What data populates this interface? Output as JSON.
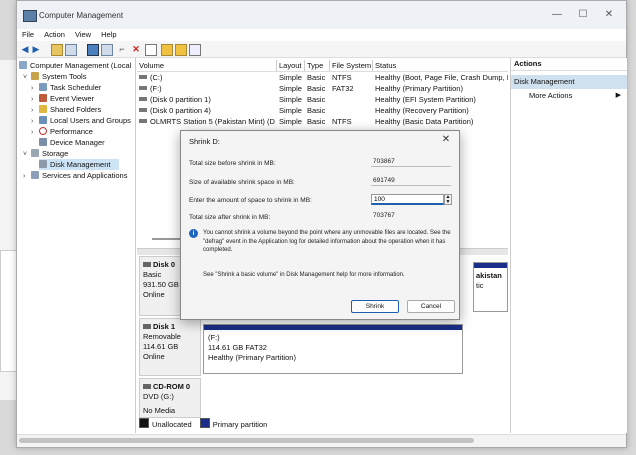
{
  "window": {
    "title": "Computer Management",
    "minimize_icon": "—",
    "maximize_icon": "☐",
    "close_icon": "✕"
  },
  "menu": [
    "File",
    "Action",
    "View",
    "Help"
  ],
  "tree": {
    "root": "Computer Management (Local",
    "system_tools": "System Tools",
    "items": [
      "Task Scheduler",
      "Event Viewer",
      "Shared Folders",
      "Local Users and Groups",
      "Performance",
      "Device Manager"
    ],
    "storage": "Storage",
    "disk_management": "Disk Management",
    "services": "Services and Applications"
  },
  "volumes": {
    "headers": [
      "Volume",
      "Layout",
      "Type",
      "File System",
      "Status"
    ],
    "rows": [
      [
        "(C:)",
        "Simple",
        "Basic",
        "NTFS",
        "Healthy (Boot, Page File, Crash Dump, I"
      ],
      [
        "(F:)",
        "Simple",
        "Basic",
        "FAT32",
        "Healthy (Primary Partition)"
      ],
      [
        "(Disk 0 partition 1)",
        "Simple",
        "Basic",
        "",
        "Healthy (EFI System Partition)"
      ],
      [
        "(Disk 0 partition 4)",
        "Simple",
        "Basic",
        "",
        "Healthy (Recovery Partition)"
      ],
      [
        "OLMRTS Station 5 (Pakistan Mint) (Ds)",
        "Simple",
        "Basic",
        "NTFS",
        "Healthy (Basic Data Partition)"
      ]
    ]
  },
  "disks": {
    "disk0": {
      "name": "Disk 0",
      "type": "Basic",
      "size": "931.50 GB",
      "state": "Online",
      "partial_label": "akistan",
      "partial_label2": "tic"
    },
    "disk1": {
      "name": "Disk 1",
      "type": "Removable",
      "size": "114.61 GB",
      "state": "Online",
      "part_name": "(F:)",
      "part_size": "114.61 GB FAT32",
      "part_status": "Healthy (Primary Partition)"
    },
    "cdrom": {
      "name": "CD-ROM 0",
      "type": "DVD (G:)",
      "state": "No Media"
    }
  },
  "legend": {
    "unallocated": "Unallocated",
    "primary": "Primary partition"
  },
  "actions": {
    "header": "Actions",
    "section": "Disk Management",
    "more": "More Actions",
    "more_arrow": "▶"
  },
  "dialog": {
    "title": "Shrink D:",
    "close_icon": "✕",
    "total_size_label": "Total size before shrink in MB:",
    "total_size": "703867",
    "available_label": "Size of available shrink space in MB:",
    "available": "691749",
    "amount_label": "Enter the amount of space to shrink in MB:",
    "amount": "100",
    "after_label": "Total size after shrink in MB:",
    "after": "703767",
    "info": "You cannot shrink a volume beyond the point where any unmovable files are located. See the \"defrag\" event in the Application log for detailed information about the operation when it has completed.",
    "help": "See \"Shrink a basic volume\" in Disk Management help for more information.",
    "shrink_button": "Shrink",
    "cancel_button": "Cancel"
  },
  "colors": {
    "primary_partition": "#1a2e8a",
    "selection": "#cde4f7",
    "accent": "#1f5fb0"
  }
}
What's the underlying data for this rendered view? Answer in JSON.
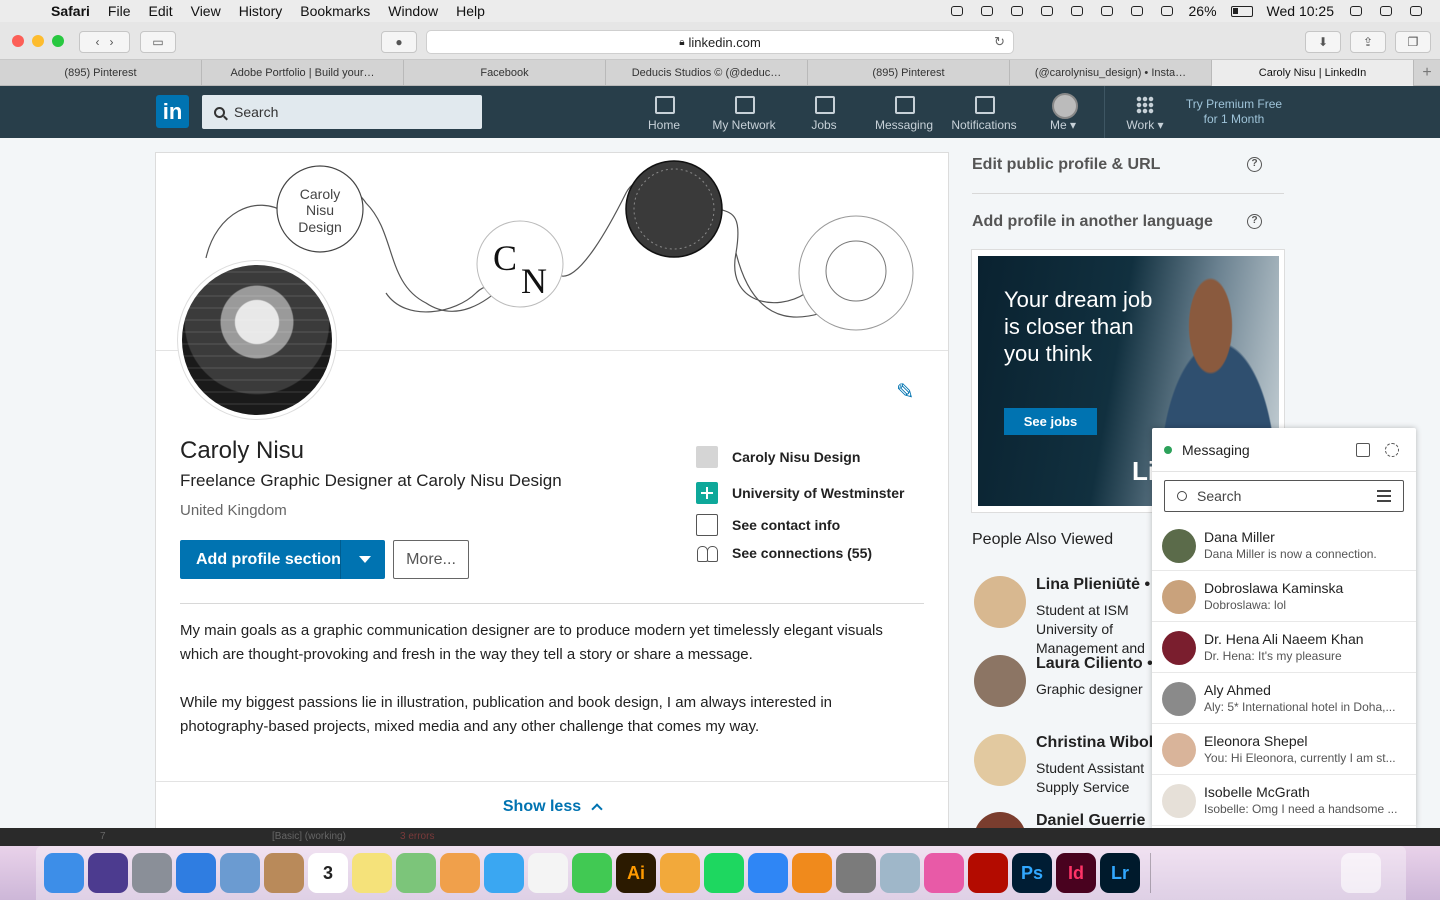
{
  "menubar": {
    "app": "Safari",
    "items": [
      "File",
      "Edit",
      "View",
      "History",
      "Bookmarks",
      "Window",
      "Help"
    ],
    "battery": "26%",
    "clock": "Wed 10:25"
  },
  "browser": {
    "url": "linkedin.com",
    "tabs": [
      "(895) Pinterest",
      "Adobe Portfolio | Build your…",
      "Facebook",
      "Deducis Studios © (@deduc…",
      "(895) Pinterest",
      "(@carolynisu_design) • Insta…",
      "Caroly Nisu | LinkedIn"
    ],
    "active_tab": 6,
    "new_tab": "+"
  },
  "linkedin_nav": {
    "logo": "in",
    "search_placeholder": "Search",
    "items": [
      {
        "label": "Home",
        "icon": "home-icon"
      },
      {
        "label": "My Network",
        "icon": "network-icon"
      },
      {
        "label": "Jobs",
        "icon": "briefcase-icon"
      },
      {
        "label": "Messaging",
        "icon": "messaging-icon"
      },
      {
        "label": "Notifications",
        "icon": "bell-icon"
      },
      {
        "label": "Me",
        "icon": "avatar-icon"
      },
      {
        "label": "Work",
        "icon": "grid-icon"
      }
    ],
    "premium_line1": "Try Premium Free",
    "premium_line2": "for 1 Month"
  },
  "profile": {
    "banner_text": {
      "top": "Caroly",
      "middle": "Nisu",
      "bottom": "Design",
      "monogram_c": "C",
      "monogram_n": "N"
    },
    "name": "Caroly Nisu",
    "headline": "Freelance Graphic Designer at Caroly Nisu Design",
    "location": "United Kingdom",
    "add_section_label": "Add profile section",
    "more_label": "More...",
    "company": "Caroly Nisu Design",
    "school": "University of Westminster",
    "contact": "See contact info",
    "connections": "See connections (55)",
    "summary_p1": "My main goals as a graphic communication designer are to produce modern yet timelessly elegant visuals which are thought-provoking and fresh in the way they tell a story or share a message.",
    "summary_p2": "While my biggest passions lie in illustration, publication and book design, I am always interested in photography-based projects, mixed media and any other challenge that comes my way.",
    "show_less": "Show less"
  },
  "rail": {
    "edit_public": "Edit public profile & URL",
    "another_lang": "Add profile in another language",
    "ad_text": "Your dream job is closer than you think",
    "ad_cta": "See jobs",
    "ad_brand": "Li",
    "pav_title": "People Also Viewed",
    "pav": [
      {
        "name": "Lina Plieniūtė •",
        "desc": "Student at ISM University of Management and"
      },
      {
        "name": "Laura Ciliento •",
        "desc": "Graphic designer"
      },
      {
        "name": "Christina Wibol",
        "desc": "Student Assistant Supply Service"
      },
      {
        "name": "Daniel Guerrie",
        "desc": ""
      }
    ]
  },
  "messaging": {
    "title": "Messaging",
    "search_placeholder": "Search",
    "conversations": [
      {
        "name": "Dana Miller",
        "preview": "Dana Miller is now a connection."
      },
      {
        "name": "Dobroslawa Kaminska",
        "preview": "Dobroslawa: lol"
      },
      {
        "name": "Dr. Hena Ali Naeem Khan",
        "preview": "Dr. Hena: It's my pleasure"
      },
      {
        "name": "Aly Ahmed",
        "preview": "Aly: 5* International hotel in Doha,..."
      },
      {
        "name": "Eleonora Shepel",
        "preview": "You: Hi Eleonora, currently I am st..."
      },
      {
        "name": "Isobelle McGrath",
        "preview": "Isobelle: Omg I need a handsome ..."
      }
    ]
  },
  "statusbar": {
    "mode": "[Basic] (working)",
    "errors": "3 errors",
    "page": "7"
  },
  "dock": {
    "apps": [
      {
        "name": "finder",
        "label": "",
        "color": "#3d8ee8"
      },
      {
        "name": "siri",
        "label": "",
        "color": "#4c3b8f"
      },
      {
        "name": "launchpad",
        "label": "",
        "color": "#8a8f98"
      },
      {
        "name": "safari",
        "label": "",
        "color": "#2f7de1"
      },
      {
        "name": "preview",
        "label": "",
        "color": "#6b9bd1"
      },
      {
        "name": "contacts",
        "label": "",
        "color": "#b98a5a"
      },
      {
        "name": "calendar",
        "label": "3",
        "color": "#ffffff"
      },
      {
        "name": "notes",
        "label": "",
        "color": "#f5e27a"
      },
      {
        "name": "maps",
        "label": "",
        "color": "#7cc57a"
      },
      {
        "name": "photos",
        "label": "",
        "color": "#f0a04b"
      },
      {
        "name": "messages",
        "label": "",
        "color": "#3aa7f2"
      },
      {
        "name": "reminders",
        "label": "",
        "color": "#f4f4f4"
      },
      {
        "name": "facetime",
        "label": "",
        "color": "#41c953"
      },
      {
        "name": "illustrator",
        "label": "Ai",
        "color": "#2b1a00"
      },
      {
        "name": "pages",
        "label": "",
        "color": "#f2a93b"
      },
      {
        "name": "spotify",
        "label": "",
        "color": "#1ed760"
      },
      {
        "name": "app-store",
        "label": "",
        "color": "#2f86f5"
      },
      {
        "name": "books",
        "label": "",
        "color": "#f08a1c"
      },
      {
        "name": "system-preferences",
        "label": "",
        "color": "#7b7b7b"
      },
      {
        "name": "image-capture",
        "label": "",
        "color": "#9fb7c9"
      },
      {
        "name": "itunes",
        "label": "",
        "color": "#e85aa7"
      },
      {
        "name": "acrobat",
        "label": "",
        "color": "#b30b00"
      },
      {
        "name": "photoshop",
        "label": "Ps",
        "color": "#001d34"
      },
      {
        "name": "indesign",
        "label": "Id",
        "color": "#49021f"
      },
      {
        "name": "lightroom",
        "label": "Lr",
        "color": "#001a2c"
      }
    ],
    "trash": "trash"
  }
}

### THE REQUEST
Find the word "this" in the data and copy out each line where it turns up.

### REPLY
What data populates this interface? Output as JSON.
What's the underlying data for this rendered view? Answer in JSON.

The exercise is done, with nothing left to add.